- _Exercise directions_: Every line below that mentions the word "سارية" should be copied out.

- _Records provided_:
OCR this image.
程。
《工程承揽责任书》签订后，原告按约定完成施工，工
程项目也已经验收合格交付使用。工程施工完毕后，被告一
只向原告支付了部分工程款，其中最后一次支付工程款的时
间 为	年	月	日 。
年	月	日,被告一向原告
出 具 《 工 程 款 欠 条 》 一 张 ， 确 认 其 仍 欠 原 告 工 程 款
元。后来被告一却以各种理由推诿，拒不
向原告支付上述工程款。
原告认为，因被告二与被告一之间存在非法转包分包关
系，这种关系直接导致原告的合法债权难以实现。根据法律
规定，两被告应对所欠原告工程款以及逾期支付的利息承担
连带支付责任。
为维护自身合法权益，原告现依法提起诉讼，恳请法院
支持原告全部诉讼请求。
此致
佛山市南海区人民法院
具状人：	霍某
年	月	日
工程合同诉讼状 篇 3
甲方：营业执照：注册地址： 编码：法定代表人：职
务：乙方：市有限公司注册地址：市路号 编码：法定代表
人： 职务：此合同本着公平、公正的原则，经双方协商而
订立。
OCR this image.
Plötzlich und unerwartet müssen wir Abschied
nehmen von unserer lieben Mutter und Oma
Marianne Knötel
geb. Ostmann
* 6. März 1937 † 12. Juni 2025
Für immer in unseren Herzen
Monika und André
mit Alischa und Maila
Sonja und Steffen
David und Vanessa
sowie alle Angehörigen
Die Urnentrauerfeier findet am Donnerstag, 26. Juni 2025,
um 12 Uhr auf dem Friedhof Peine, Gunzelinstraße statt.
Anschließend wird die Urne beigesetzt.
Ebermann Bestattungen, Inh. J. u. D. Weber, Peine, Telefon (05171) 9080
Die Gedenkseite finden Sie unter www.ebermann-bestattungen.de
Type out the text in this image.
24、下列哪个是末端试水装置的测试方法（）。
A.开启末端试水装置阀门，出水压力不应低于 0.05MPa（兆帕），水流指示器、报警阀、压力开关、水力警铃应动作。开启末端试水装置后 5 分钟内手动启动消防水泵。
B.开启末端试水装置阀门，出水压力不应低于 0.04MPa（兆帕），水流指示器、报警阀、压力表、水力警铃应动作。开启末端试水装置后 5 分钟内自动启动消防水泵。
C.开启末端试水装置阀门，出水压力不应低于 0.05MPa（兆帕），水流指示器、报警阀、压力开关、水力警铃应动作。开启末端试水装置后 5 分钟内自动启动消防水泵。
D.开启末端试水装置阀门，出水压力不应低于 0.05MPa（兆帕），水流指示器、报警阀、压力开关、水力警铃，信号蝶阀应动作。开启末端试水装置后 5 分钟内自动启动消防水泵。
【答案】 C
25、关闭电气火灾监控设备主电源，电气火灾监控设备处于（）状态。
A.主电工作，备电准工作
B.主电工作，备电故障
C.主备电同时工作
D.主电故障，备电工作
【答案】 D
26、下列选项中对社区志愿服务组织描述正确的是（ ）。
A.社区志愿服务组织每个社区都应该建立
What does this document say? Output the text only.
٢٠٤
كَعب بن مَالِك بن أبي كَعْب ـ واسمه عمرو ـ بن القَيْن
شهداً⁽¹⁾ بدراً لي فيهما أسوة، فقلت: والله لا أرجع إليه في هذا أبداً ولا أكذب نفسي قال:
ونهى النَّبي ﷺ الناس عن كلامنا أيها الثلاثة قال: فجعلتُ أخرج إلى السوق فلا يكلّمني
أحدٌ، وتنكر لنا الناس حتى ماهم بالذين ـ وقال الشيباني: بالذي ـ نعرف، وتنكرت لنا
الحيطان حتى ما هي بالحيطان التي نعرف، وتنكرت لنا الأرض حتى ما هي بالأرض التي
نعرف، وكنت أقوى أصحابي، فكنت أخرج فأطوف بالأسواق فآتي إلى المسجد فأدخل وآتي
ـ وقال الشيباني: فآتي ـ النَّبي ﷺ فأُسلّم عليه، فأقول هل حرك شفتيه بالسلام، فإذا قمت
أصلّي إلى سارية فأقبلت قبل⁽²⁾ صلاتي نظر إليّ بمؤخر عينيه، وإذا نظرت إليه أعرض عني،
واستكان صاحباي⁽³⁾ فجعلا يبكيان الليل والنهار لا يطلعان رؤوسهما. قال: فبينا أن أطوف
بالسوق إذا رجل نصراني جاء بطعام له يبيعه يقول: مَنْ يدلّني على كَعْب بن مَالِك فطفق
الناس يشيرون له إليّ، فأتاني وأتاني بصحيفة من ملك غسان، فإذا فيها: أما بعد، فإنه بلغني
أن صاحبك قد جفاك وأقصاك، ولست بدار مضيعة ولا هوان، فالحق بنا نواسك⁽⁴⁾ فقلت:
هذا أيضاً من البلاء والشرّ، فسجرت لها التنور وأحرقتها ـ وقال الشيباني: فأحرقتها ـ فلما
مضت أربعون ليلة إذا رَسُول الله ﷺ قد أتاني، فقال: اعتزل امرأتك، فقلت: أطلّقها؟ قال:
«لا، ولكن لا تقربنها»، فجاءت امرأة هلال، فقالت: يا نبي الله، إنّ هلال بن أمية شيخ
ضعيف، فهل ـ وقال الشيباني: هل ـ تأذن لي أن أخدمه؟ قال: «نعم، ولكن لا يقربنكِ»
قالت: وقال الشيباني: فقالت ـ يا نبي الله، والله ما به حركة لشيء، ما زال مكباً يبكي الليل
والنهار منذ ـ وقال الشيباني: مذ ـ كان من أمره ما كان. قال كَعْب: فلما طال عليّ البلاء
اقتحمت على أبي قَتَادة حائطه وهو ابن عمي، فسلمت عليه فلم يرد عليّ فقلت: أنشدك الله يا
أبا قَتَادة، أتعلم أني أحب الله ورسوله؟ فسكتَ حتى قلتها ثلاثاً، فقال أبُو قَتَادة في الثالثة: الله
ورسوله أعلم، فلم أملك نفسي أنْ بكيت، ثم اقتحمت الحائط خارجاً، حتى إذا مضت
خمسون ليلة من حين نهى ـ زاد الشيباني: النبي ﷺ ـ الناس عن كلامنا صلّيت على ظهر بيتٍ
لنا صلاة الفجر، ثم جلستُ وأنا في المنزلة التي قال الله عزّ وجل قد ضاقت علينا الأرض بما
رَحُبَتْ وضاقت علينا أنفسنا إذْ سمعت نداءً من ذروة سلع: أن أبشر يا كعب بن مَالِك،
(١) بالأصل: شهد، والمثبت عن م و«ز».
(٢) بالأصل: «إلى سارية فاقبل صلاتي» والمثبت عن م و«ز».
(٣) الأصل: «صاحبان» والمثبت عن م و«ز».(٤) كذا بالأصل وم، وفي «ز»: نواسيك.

- _Exercise output_:
أصلّي إلى سارية فأقبلت قبل⁽²⁾ صلاتي نظر إليّ بمؤخر عينيه، وإذا نظرت إليه أعرض عني،
(٢) بالأصل: «إلى سارية فاقبل صلاتي» والمثبت عن م و«ز».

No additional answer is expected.